> Page text
^^^^^^^^

If you see an open electric box with mixed wires tied together and dangling out of it, and the Agent says that is nothing to worry about... if you touch the wood around a soffit and it crumbles in your hand, and your Agent tells you its an easy fix, so don't worry... you might want to consider doing a lot more investigating into the property, and the Agent you are working with, before you go ahead with any deals. Unless of course, you are in the business of buying fixer uppers.
You wouldn't consider buying a new car that had a door that kept opening as you drove down the street, and had an engine that sputtered and stalled every time you got it to 40 mph, if the car salesman told you those issues would work themselves out after the first few hundred miles, would you?
Other things to consider
Look up the licensing
Most States will have an official licensing department that you can check online for Agent credentials to see if the person is licensed, and if there have been any disciplinary actions or complaints.
Select an Agent with the right credentials
Just as doctors specialize, so do Agents. Some Agencies provide more training than others, if you are dealing with a Nationally recognized firm, chances are their Agents and Brokers have some of the best training and tools to work with. Where as a small unrecognized company may not even be performing what they're legally required to.
In addition, what other jobs and experiences has the Agent had, is your Agent a former contractor/builder, or are they doing this part time until they can get that fulltime teacher's job they've always wanted, its good to know the background of the Agent you are working with, be wary of the one that leaves their Agent's page blank and void of information, that could be a sign that they don't really care or aren't in it for the long term.
Research how long the Agent has been in Real Estate
If they haven't been in business more than a couple of years, they're learning on you and that's not good, but if they are working for a reputable (well known and thought of) Agency and their Broker is very reputable, it may not be a bad thing at all, a well supported new Agent is likely to work harder for you than anyone else.
The Broker will not likely suffer a bad Agent, or one that endangers his or her own reputation. Ultimately, what you're looking for is someone who is actively engaged in a particular area and price range. You'll want to know what knowledge of those two factors the Agent can demonstrate and what kind of market experience they have.

^^^^^^^^

> Goals
[a] In the agent-selection text, condense the paragraph beginning "If they haven't been in business more than a couple of years" into two or three short sentences that keep its main facts.
[b] Swap "bookmark-item" for "bookmark-link" in the listing, in everything from its first line down to the line containing "bookmark-label: Home |", both ends included, and reproduce only those lines with nothing else changed.
The text and the listing are unrelated to each other.

^^^^^^^^

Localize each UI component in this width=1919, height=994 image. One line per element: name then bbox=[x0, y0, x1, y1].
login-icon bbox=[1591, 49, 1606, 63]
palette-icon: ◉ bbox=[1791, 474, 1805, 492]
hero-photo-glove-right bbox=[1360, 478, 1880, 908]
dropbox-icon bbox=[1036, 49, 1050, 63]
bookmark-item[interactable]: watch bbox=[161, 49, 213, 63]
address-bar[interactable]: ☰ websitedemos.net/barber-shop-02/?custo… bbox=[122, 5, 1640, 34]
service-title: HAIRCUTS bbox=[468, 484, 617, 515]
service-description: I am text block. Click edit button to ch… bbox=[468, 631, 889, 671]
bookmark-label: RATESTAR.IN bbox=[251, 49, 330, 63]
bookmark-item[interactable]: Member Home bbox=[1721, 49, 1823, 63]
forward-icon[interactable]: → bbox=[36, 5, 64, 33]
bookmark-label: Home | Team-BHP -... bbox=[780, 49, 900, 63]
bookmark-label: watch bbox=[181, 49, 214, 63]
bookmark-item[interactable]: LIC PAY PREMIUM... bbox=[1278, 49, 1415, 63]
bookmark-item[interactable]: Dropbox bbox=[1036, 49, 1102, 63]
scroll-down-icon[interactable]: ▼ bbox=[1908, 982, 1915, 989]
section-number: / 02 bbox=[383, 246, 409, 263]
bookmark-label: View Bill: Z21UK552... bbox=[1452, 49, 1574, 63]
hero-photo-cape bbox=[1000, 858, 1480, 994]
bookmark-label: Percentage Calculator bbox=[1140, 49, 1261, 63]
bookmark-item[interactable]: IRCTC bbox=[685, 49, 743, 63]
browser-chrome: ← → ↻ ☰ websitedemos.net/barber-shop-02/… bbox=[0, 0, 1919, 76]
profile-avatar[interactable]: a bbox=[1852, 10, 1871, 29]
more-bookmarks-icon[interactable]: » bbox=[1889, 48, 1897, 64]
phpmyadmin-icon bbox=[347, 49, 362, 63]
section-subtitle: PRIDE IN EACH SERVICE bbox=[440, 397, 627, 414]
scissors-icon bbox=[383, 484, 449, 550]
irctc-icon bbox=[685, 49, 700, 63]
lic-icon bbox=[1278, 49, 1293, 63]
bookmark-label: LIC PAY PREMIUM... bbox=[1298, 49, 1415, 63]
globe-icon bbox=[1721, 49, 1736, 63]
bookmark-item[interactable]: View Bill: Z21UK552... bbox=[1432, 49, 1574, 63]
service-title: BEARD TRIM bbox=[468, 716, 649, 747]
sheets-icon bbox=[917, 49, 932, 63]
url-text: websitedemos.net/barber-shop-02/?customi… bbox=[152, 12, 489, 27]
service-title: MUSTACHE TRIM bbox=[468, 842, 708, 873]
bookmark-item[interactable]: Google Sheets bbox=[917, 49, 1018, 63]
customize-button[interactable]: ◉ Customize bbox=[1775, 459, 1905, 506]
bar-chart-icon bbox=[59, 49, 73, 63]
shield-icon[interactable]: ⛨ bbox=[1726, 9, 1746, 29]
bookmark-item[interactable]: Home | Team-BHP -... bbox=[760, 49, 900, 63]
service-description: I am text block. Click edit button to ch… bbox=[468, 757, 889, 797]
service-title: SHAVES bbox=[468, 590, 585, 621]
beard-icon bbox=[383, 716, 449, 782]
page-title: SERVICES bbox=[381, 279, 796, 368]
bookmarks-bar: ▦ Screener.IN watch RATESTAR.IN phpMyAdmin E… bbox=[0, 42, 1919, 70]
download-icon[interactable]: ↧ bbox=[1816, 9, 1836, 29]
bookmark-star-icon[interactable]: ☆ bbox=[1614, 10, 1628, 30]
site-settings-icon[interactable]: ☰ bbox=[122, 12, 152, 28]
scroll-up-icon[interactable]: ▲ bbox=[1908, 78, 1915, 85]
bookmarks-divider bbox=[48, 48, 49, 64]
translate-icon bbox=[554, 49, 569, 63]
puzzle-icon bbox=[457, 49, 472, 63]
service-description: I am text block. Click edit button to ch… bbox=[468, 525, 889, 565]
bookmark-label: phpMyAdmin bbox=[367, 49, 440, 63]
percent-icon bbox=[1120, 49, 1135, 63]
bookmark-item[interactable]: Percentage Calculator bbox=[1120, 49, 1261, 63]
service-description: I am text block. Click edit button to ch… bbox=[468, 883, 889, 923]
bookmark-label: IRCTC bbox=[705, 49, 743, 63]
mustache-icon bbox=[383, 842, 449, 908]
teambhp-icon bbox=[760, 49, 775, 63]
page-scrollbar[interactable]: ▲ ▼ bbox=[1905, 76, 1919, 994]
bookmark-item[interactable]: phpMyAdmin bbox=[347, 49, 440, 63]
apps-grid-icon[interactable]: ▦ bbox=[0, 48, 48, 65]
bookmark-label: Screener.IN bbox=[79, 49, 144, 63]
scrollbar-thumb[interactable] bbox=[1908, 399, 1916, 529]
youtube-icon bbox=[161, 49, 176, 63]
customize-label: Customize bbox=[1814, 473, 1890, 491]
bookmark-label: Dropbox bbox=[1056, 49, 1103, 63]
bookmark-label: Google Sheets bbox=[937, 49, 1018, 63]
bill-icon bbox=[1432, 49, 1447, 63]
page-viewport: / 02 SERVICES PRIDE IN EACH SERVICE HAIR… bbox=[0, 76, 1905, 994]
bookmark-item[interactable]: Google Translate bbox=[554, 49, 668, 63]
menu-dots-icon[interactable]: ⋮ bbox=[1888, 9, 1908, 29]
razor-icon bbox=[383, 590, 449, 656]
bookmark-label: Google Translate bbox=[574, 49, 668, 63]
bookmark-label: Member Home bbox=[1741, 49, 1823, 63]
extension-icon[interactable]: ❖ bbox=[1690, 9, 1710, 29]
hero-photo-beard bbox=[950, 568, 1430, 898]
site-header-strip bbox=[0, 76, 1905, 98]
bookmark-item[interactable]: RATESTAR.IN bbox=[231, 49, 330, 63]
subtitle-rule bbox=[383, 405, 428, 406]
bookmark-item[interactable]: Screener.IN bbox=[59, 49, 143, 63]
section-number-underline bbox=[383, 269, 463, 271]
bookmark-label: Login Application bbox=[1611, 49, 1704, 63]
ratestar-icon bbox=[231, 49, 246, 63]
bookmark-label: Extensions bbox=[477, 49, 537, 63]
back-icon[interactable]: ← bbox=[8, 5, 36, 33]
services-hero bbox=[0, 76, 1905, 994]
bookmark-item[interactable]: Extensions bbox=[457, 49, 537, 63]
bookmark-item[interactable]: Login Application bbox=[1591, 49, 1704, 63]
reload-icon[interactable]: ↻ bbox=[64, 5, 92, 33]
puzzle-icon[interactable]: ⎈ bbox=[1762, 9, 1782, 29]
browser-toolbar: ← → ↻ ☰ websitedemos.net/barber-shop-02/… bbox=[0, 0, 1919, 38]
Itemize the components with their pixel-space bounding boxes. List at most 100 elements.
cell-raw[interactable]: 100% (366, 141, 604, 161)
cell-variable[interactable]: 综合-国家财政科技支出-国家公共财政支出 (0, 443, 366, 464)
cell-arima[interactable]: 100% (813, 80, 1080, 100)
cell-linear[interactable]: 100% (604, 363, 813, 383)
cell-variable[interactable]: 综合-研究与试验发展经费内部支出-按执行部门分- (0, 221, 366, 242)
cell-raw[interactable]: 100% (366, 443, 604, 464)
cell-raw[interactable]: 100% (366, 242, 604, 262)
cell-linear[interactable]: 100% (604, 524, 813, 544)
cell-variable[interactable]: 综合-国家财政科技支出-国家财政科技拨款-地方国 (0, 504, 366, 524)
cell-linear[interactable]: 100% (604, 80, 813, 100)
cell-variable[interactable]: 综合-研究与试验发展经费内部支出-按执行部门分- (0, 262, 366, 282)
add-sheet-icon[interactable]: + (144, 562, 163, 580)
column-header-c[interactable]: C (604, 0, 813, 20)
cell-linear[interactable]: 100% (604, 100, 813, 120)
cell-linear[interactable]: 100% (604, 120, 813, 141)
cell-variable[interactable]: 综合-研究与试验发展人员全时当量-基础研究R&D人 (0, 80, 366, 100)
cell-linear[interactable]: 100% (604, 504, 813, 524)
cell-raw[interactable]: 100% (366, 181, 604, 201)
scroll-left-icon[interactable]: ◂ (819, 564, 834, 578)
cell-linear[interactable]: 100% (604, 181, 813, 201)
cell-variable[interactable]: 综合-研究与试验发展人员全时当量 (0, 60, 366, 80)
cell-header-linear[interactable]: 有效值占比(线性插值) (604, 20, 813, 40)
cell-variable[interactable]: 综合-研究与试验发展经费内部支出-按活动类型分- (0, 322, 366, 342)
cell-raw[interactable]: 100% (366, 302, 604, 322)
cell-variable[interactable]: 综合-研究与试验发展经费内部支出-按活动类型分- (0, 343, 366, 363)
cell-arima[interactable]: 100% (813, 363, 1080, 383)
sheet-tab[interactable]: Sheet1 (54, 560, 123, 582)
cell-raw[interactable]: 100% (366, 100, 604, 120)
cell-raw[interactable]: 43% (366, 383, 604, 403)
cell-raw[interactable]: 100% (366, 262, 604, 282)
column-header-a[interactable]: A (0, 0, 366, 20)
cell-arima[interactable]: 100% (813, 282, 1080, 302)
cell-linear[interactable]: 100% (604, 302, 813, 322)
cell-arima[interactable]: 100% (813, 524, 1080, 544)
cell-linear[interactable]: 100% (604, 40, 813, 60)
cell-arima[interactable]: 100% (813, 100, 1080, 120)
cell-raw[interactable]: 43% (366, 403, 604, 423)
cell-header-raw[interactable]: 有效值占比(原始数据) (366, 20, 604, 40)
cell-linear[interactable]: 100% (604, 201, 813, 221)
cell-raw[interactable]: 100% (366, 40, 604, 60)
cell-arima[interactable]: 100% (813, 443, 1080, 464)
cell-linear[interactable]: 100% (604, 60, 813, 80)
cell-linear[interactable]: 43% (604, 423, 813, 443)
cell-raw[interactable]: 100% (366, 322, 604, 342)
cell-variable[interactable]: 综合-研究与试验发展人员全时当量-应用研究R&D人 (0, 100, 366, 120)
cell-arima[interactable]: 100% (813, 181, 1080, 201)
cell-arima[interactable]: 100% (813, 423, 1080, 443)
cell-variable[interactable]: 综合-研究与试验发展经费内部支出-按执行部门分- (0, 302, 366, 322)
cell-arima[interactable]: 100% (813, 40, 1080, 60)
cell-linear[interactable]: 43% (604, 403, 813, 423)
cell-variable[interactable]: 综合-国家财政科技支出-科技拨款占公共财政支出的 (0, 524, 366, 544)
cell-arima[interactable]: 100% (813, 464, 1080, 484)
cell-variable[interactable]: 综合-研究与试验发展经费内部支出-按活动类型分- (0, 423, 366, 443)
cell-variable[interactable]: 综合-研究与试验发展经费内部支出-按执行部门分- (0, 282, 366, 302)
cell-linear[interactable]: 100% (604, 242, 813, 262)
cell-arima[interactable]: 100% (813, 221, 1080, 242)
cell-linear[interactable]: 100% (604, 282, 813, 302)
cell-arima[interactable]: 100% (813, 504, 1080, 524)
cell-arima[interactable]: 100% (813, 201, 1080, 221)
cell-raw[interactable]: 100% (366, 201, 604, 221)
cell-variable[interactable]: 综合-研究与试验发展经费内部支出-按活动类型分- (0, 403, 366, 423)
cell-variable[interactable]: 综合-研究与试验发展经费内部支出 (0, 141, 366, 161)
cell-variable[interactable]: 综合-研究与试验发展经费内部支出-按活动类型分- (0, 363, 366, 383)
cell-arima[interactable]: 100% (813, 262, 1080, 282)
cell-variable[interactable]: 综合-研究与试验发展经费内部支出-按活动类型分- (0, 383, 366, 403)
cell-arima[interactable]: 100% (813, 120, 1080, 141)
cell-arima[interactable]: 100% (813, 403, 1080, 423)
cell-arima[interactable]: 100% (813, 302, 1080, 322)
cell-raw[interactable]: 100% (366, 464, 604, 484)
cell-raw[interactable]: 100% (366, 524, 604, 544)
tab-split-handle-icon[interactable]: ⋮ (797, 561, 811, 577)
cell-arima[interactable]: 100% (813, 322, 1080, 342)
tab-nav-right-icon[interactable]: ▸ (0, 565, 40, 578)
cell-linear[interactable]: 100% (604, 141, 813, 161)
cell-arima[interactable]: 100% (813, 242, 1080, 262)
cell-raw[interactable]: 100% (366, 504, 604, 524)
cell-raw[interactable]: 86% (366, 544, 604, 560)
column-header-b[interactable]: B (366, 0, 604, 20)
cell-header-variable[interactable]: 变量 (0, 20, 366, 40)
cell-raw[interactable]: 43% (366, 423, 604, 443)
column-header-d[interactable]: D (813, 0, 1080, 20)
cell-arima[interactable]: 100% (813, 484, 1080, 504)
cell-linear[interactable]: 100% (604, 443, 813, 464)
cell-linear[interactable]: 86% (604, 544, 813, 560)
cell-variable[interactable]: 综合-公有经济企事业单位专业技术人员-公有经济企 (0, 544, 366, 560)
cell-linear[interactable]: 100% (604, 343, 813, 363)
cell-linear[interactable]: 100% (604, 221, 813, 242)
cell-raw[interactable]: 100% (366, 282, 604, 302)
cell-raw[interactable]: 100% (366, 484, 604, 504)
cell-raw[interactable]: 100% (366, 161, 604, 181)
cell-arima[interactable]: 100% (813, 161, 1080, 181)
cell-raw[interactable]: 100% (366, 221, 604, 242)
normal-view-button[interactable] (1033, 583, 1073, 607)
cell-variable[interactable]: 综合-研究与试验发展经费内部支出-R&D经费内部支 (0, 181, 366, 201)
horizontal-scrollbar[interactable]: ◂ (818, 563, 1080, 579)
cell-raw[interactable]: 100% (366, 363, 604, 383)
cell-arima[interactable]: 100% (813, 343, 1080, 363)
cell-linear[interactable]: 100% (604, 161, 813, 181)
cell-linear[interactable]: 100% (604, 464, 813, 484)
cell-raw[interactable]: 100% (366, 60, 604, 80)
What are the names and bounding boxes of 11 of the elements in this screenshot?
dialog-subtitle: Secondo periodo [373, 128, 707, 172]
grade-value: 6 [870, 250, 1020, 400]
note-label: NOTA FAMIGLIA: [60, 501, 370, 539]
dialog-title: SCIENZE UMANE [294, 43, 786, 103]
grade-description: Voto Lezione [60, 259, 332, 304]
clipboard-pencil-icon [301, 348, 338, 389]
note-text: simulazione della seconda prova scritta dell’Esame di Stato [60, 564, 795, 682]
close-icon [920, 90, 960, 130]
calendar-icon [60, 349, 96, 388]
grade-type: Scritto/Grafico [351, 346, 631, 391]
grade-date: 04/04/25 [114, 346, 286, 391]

^^^^^^^^

> Answers by task
[a] An Agent with less than a couple of years in business is learning on you, which is not good. If that Agent works for a reputable Agency under a very reputable Broker, though, it may not be bad at all. A well-supported new Agent is likely to work harder for you than anyone else.

[b]
Localize each UI component in this width=1919, height=994 image. One line per element: name then bbox=[x0, y0, x1, y1].
login-icon bbox=[1591, 49, 1606, 63]
palette-icon: ◉ bbox=[1791, 474, 1805, 492]
hero-photo-glove-right bbox=[1360, 478, 1880, 908]
dropbox-icon bbox=[1036, 49, 1050, 63]
bookmark-link[interactable]: watch bbox=[161, 49, 213, 63]
address-bar[interactable]: ☰ websitedemos.net/barber-shop-02/?custo… bbox=[122, 5, 1640, 34]
service-title: HAIRCUTS bbox=[468, 484, 617, 515]
service-description: I am text block. Click edit button to ch… bbox=[468, 631, 889, 671]
bookmark-label: RATESTAR.IN bbox=[251, 49, 330, 63]
bookmark-link[interactable]: Member Home bbox=[1721, 49, 1823, 63]
forward-icon[interactable]: → bbox=[36, 5, 64, 33]
bookmark-label: Home | Team-BHP -... bbox=[780, 49, 900, 63]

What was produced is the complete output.